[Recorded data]
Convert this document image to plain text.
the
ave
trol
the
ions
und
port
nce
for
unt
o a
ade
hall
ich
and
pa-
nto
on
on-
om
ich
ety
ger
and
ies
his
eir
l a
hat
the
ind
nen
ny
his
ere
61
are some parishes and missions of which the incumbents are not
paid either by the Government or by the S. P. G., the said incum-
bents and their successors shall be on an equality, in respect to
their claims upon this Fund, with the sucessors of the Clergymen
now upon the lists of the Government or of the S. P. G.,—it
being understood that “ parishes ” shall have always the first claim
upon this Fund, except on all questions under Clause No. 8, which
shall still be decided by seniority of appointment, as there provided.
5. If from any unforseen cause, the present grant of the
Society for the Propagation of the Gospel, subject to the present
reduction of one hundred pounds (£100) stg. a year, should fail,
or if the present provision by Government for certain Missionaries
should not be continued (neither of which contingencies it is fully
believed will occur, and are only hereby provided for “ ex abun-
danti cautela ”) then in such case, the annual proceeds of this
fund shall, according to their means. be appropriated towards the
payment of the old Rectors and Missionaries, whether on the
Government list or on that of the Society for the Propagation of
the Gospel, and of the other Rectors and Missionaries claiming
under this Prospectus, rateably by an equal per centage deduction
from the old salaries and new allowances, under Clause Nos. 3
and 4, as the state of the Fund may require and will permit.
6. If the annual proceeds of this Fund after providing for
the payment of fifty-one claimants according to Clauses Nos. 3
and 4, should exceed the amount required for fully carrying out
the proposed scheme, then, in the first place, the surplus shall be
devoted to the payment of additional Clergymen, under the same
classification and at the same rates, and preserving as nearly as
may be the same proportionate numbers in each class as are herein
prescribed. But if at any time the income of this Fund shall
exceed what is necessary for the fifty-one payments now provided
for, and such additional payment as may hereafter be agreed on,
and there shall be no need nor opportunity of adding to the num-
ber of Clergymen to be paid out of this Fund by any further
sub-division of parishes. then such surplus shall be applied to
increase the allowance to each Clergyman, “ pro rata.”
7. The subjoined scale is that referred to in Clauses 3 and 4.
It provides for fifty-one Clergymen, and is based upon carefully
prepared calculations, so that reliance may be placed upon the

● Task goal: Repeat all the entries exactly as given.

● Task answer:
Convert this document image to plain text.
the
ave
trol
the
ions
und
port
nce
for
unt
o a
ade
hall
ich
and
pa-
nto
on
on-
om
ich
ety
ger
and
ies
his
eir
l a
hat
the
ind
nen
ny
his
ere
61
are some parishes and missions of which the incumbents are not
paid either by the Government or by the S. P. G., the said incum-
bents and their successors shall be on an equality, in respect to
their claims upon this Fund, with the sucessors of the Clergymen
now upon the lists of the Government or of the S. P. G.,—it
being understood that “ parishes ” shall have always the first claim
upon this Fund, except on all questions under Clause No. 8, which
shall still be decided by seniority of appointment, as there provided.
5. If from any unforseen cause, the present grant of the
Society for the Propagation of the Gospel, subject to the present
reduction of one hundred pounds (£100) stg. a year, should fail,
or if the present provision by Government for certain Missionaries
should not be continued (neither of which contingencies it is fully
believed will occur, and are only hereby provided for “ ex abun-
danti cautela ”) then in such case, the annual proceeds of this
fund shall, according to their means. be appropriated towards the
payment of the old Rectors and Missionaries, whether on the
Government list or on that of the Society for the Propagation of
the Gospel, and of the other Rectors and Missionaries claiming
under this Prospectus, rateably by an equal per centage deduction
from the old salaries and new allowances, under Clause Nos. 3
and 4, as the state of the Fund may require and will permit.
6. If the annual proceeds of this Fund after providing for
the payment of fifty-one claimants according to Clauses Nos. 3
and 4, should exceed the amount required for fully carrying out
the proposed scheme, then, in the first place, the surplus shall be
devoted to the payment of additional Clergymen, under the same
classification and at the same rates, and preserving as nearly as
may be the same proportionate numbers in each class as are herein
prescribed. But if at any time the income of this Fund shall
exceed what is necessary for the fifty-one payments now provided
for, and such additional payment as may hereafter be agreed on,
and there shall be no need nor opportunity of adding to the num-
ber of Clergymen to be paid out of this Fund by any further
sub-division of parishes. then such surplus shall be applied to
increase the allowance to each Clergyman, “ pro rata.”
7. The subjoined scale is that referred to in Clauses 3 and 4.
It provides for fifty-one Clergymen, and is based upon carefully
prepared calculations, so that reliance may be placed upon the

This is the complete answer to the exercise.